━━━ Recorded information

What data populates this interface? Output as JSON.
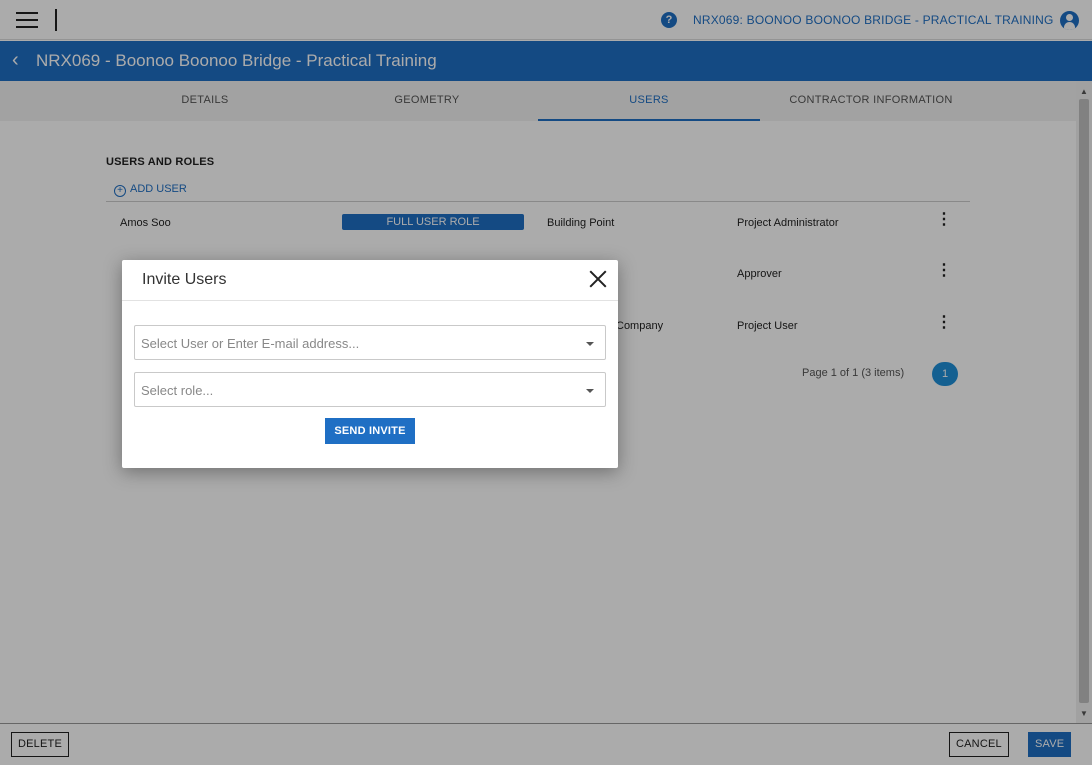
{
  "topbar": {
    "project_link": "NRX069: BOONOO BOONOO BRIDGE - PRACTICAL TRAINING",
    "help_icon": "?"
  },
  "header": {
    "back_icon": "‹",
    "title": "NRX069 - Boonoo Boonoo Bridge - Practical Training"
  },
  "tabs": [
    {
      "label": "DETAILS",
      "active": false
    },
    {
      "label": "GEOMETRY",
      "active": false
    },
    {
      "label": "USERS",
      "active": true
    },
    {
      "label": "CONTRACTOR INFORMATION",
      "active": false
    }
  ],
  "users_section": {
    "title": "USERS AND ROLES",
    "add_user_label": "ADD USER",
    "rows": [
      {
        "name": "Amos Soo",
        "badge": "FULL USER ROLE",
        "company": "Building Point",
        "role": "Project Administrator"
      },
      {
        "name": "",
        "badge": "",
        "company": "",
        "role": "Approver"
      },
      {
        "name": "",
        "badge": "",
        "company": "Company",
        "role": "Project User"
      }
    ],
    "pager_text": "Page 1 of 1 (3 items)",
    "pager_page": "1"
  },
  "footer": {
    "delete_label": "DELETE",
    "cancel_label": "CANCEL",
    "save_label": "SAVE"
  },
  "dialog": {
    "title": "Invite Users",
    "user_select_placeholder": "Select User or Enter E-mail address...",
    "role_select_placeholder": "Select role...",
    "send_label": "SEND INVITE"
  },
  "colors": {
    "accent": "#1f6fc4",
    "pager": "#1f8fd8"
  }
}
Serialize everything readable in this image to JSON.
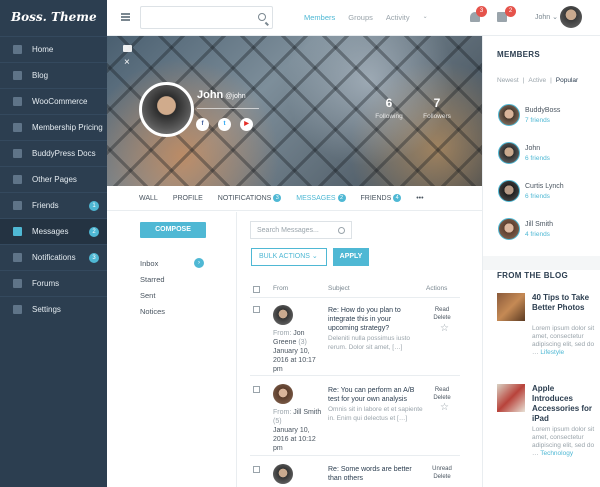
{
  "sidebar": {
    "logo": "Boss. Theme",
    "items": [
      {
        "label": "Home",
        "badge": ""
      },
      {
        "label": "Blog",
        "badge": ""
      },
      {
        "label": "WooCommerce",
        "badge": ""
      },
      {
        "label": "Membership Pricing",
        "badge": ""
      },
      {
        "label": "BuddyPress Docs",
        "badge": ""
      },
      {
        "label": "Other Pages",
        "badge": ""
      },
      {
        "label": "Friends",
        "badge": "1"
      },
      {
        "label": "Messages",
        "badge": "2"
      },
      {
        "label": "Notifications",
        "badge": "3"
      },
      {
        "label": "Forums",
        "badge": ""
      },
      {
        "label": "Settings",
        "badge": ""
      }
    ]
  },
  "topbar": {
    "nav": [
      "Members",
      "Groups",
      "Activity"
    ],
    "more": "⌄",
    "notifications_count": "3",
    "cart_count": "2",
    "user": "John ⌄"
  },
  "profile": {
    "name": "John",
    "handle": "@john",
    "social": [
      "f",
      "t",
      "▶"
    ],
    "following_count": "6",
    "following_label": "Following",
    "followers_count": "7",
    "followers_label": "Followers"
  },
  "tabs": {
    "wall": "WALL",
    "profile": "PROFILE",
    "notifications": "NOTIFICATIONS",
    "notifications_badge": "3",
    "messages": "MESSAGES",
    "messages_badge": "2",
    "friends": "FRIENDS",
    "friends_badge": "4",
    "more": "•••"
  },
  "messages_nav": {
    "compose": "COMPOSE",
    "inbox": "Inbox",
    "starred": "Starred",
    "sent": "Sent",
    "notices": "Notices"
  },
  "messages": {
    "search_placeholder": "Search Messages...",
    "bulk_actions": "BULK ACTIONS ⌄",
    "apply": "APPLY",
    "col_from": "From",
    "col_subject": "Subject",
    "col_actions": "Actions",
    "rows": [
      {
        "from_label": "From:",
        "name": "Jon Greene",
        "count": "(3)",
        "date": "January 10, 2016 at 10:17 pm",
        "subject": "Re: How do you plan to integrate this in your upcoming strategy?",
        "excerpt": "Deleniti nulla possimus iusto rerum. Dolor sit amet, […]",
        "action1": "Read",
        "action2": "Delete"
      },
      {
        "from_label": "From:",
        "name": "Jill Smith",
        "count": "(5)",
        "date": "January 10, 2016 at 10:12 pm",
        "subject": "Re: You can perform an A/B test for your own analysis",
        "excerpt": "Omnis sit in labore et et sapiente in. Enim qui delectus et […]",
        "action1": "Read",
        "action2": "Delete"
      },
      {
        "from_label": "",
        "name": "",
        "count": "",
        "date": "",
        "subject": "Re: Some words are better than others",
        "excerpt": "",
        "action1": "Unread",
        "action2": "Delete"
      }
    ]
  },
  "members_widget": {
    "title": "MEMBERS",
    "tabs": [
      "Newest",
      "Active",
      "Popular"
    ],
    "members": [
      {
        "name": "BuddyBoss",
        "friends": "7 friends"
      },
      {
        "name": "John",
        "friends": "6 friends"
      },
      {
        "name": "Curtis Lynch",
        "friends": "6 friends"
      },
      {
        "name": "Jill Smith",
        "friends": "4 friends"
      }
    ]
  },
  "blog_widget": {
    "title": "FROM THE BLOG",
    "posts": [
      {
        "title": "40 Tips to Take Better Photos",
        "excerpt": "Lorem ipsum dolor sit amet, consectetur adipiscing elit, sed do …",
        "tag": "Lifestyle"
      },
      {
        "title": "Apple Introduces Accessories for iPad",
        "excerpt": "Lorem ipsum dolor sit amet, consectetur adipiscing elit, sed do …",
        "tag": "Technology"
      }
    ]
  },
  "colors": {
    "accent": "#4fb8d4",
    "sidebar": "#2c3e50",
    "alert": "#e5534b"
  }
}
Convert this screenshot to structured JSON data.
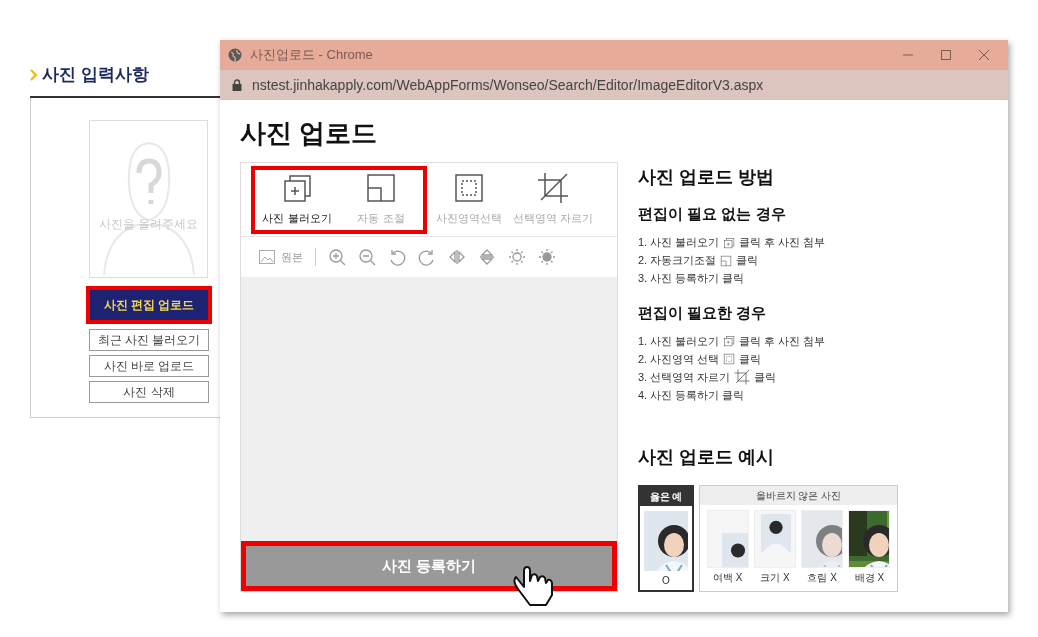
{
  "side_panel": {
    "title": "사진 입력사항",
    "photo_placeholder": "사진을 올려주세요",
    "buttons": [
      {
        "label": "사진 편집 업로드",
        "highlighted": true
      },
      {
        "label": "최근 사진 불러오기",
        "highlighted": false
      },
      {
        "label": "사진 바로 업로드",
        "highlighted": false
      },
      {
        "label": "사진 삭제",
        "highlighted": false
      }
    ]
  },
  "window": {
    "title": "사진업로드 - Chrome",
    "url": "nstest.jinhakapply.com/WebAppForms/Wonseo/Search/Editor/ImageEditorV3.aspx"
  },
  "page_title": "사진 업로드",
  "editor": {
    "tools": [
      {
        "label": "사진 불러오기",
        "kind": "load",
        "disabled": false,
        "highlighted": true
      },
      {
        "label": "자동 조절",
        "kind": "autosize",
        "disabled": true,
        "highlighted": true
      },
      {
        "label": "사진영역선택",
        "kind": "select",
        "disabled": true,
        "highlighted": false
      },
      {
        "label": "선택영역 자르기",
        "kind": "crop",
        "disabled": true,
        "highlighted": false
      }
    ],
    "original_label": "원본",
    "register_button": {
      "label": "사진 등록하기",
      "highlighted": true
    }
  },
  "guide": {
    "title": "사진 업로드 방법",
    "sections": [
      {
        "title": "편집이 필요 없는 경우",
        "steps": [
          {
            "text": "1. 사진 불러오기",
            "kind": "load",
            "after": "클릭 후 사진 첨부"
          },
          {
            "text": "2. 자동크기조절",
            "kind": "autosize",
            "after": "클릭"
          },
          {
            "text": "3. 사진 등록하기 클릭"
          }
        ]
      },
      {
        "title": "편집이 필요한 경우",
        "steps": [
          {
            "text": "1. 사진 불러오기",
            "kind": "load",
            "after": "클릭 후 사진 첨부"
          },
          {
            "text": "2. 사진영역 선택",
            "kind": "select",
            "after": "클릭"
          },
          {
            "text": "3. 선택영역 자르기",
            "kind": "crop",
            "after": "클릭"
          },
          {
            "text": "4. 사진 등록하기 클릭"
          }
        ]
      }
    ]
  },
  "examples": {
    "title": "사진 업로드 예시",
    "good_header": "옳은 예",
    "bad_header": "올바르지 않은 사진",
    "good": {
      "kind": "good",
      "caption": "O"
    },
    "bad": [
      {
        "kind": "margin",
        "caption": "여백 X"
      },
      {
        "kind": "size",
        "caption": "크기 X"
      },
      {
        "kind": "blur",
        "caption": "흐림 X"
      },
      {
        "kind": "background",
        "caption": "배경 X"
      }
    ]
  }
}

━━━━━━

> **Task to carry out**: Repeat each entry precisely as it appears. Leave the pictures out.

> **Result of the task**:
What data populates this interface? Output as JSON.
{
  "topbar": {
    "project_link": "NRX069: BOONOO BOONOO BRIDGE - PRACTICAL TRAINING",
    "help_icon": "?"
  },
  "header": {
    "back_icon": "‹",
    "title": "NRX069 - Boonoo Boonoo Bridge - Practical Training"
  },
  "tabs": [
    {
      "label": "DETAILS",
      "active": false
    },
    {
      "label": "GEOMETRY",
      "active": false
    },
    {
      "label": "USERS",
      "active": true
    },
    {
      "label": "CONTRACTOR INFORMATION",
      "active": false
    }
  ],
  "users_section": {
    "title": "USERS AND ROLES",
    "add_user_label": "ADD USER",
    "rows": [
      {
        "name": "Amos Soo",
        "badge": "FULL USER ROLE",
        "company": "Building Point",
        "role": "Project Administrator"
      },
      {
        "name": "",
        "badge": "",
        "company": "",
        "role": "Approver"
      },
      {
        "name": "",
        "badge": "",
        "company": "Company",
        "role": "Project User"
      }
    ],
    "pager_text": "Page 1 of 1 (3 items)",
    "pager_page": "1"
  },
  "footer": {
    "delete_label": "DELETE",
    "cancel_label": "CANCEL",
    "save_label": "SAVE"
  },
  "dialog": {
    "title": "Invite Users",
    "user_select_placeholder": "Select User or Enter E-mail address...",
    "role_select_placeholder": "Select role...",
    "send_label": "SEND INVITE"
  },
  "colors": {
    "accent": "#1f6fc4",
    "pager": "#1f8fd8"
  }
}
Serialize everything readable in this image to JSON.
{
  "sidebar": {
    "logo": "Boss. Theme",
    "items": [
      {
        "label": "Home",
        "badge": ""
      },
      {
        "label": "Blog",
        "badge": ""
      },
      {
        "label": "WooCommerce",
        "badge": ""
      },
      {
        "label": "Membership Pricing",
        "badge": ""
      },
      {
        "label": "BuddyPress Docs",
        "badge": ""
      },
      {
        "label": "Other Pages",
        "badge": ""
      },
      {
        "label": "Friends",
        "badge": "1"
      },
      {
        "label": "Messages",
        "badge": "2"
      },
      {
        "label": "Notifications",
        "badge": "3"
      },
      {
        "label": "Forums",
        "badge": ""
      },
      {
        "label": "Settings",
        "badge": ""
      }
    ]
  },
  "topbar": {
    "nav": [
      "Members",
      "Groups",
      "Activity"
    ],
    "more": "⌄",
    "notifications_count": "3",
    "cart_count": "2",
    "user": "John ⌄"
  },
  "profile": {
    "name": "John",
    "handle": "@john",
    "social": [
      "f",
      "t",
      "▶"
    ],
    "following_count": "6",
    "following_label": "Following",
    "followers_count": "7",
    "followers_label": "Followers"
  },
  "tabs": {
    "wall": "WALL",
    "profile": "PROFILE",
    "notifications": "NOTIFICATIONS",
    "notifications_badge": "3",
    "messages": "MESSAGES",
    "messages_badge": "2",
    "friends": "FRIENDS",
    "friends_badge": "4",
    "more": "•••"
  },
  "messages_nav": {
    "compose": "COMPOSE",
    "inbox": "Inbox",
    "starred": "Starred",
    "sent": "Sent",
    "notices": "Notices"
  },
  "messages": {
    "search_placeholder": "Search Messages...",
    "bulk_actions": "BULK ACTIONS ⌄",
    "apply": "APPLY",
    "col_from": "From",
    "col_subject": "Subject",
    "col_actions": "Actions",
    "rows": [
      {
        "from_label": "From:",
        "name": "Jon Greene",
        "count": "(3)",
        "date": "January 10, 2016 at 10:17 pm",
        "subject": "Re: How do you plan to integrate this in your upcoming strategy?",
        "excerpt": "Deleniti nulla possimus iusto rerum. Dolor sit amet, […]",
        "action1": "Read",
        "action2": "Delete"
      },
      {
        "from_label": "From:",
        "name": "Jill Smith",
        "count": "(5)",
        "date": "January 10, 2016 at 10:12 pm",
        "subject": "Re: You can perform an A/B test for your own analysis",
        "excerpt": "Omnis sit in labore et et sapiente in. Enim qui delectus et […]",
        "action1": "Read",
        "action2": "Delete"
      },
      {
        "from_label": "",
        "name": "",
        "count": "",
        "date": "",
        "subject": "Re: Some words are better than others",
        "excerpt": "",
        "action1": "Unread",
        "action2": "Delete"
      }
    ]
  },
  "members_widget": {
    "title": "MEMBERS",
    "tabs": [
      "Newest",
      "Active",
      "Popular"
    ],
    "members": [
      {
        "name": "BuddyBoss",
        "friends": "7 friends"
      },
      {
        "name": "John",
        "friends": "6 friends"
      },
      {
        "name": "Curtis Lynch",
        "friends": "6 friends"
      },
      {
        "name": "Jill Smith",
        "friends": "4 friends"
      }
    ]
  },
  "blog_widget": {
    "title": "FROM THE BLOG",
    "posts": [
      {
        "title": "40 Tips to Take Better Photos",
        "excerpt": "Lorem ipsum dolor sit amet, consectetur adipiscing elit, sed do …",
        "tag": "Lifestyle"
      },
      {
        "title": "Apple Introduces Accessories for iPad",
        "excerpt": "Lorem ipsum dolor sit amet, consectetur adipiscing elit, sed do …",
        "tag": "Technology"
      }
    ]
  },
  "colors": {
    "accent": "#4fb8d4",
    "sidebar": "#2c3e50",
    "alert": "#e5534b"
  }
}
Convert this screenshot to structured JSON data.
{
  "side_panel": {
    "title": "사진 입력사항",
    "photo_placeholder": "사진을 올려주세요",
    "buttons": [
      {
        "label": "사진 편집 업로드",
        "highlighted": true
      },
      {
        "label": "최근 사진 불러오기",
        "highlighted": false
      },
      {
        "label": "사진 바로 업로드",
        "highlighted": false
      },
      {
        "label": "사진 삭제",
        "highlighted": false
      }
    ]
  },
  "window": {
    "title": "사진업로드 - Chrome",
    "url": "nstest.jinhakapply.com/WebAppForms/Wonseo/Search/Editor/ImageEditorV3.aspx"
  },
  "page_title": "사진 업로드",
  "editor": {
    "tools": [
      {
        "label": "사진 불러오기",
        "kind": "load",
        "disabled": false,
        "highlighted": true
      },
      {
        "label": "자동 조절",
        "kind": "autosize",
        "disabled": true,
        "highlighted": true
      },
      {
        "label": "사진영역선택",
        "kind": "select",
        "disabled": true,
        "highlighted": false
      },
      {
        "label": "선택영역 자르기",
        "kind": "crop",
        "disabled": true,
        "highlighted": false
      }
    ],
    "original_label": "원본",
    "register_button": {
      "label": "사진 등록하기",
      "highlighted": true
    }
  },
  "guide": {
    "title": "사진 업로드 방법",
    "sections": [
      {
        "title": "편집이 필요 없는 경우",
        "steps": [
          {
            "text": "1. 사진 불러오기",
            "kind": "load",
            "after": "클릭 후 사진 첨부"
          },
          {
            "text": "2. 자동크기조절",
            "kind": "autosize",
            "after": "클릭"
          },
          {
            "text": "3. 사진 등록하기 클릭"
          }
        ]
      },
      {
        "title": "편집이 필요한 경우",
        "steps": [
          {
            "text": "1. 사진 불러오기",
            "kind": "load",
            "after": "클릭 후 사진 첨부"
          },
          {
            "text": "2. 사진영역 선택",
            "kind": "select",
            "after": "클릭"
          },
          {
            "text": "3. 선택영역 자르기",
            "kind": "crop",
            "after": "클릭"
          },
          {
            "text": "4. 사진 등록하기 클릭"
          }
        ]
      }
    ]
  },
  "examples": {
    "title": "사진 업로드 예시",
    "good_header": "옳은 예",
    "bad_header": "올바르지 않은 사진",
    "good": {
      "kind": "good",
      "caption": "O"
    },
    "bad": [
      {
        "kind": "margin",
        "caption": "여백 X"
      },
      {
        "kind": "size",
        "caption": "크기 X"
      },
      {
        "kind": "blur",
        "caption": "흐림 X"
      },
      {
        "kind": "background",
        "caption": "배경 X"
      }
    ]
  }
}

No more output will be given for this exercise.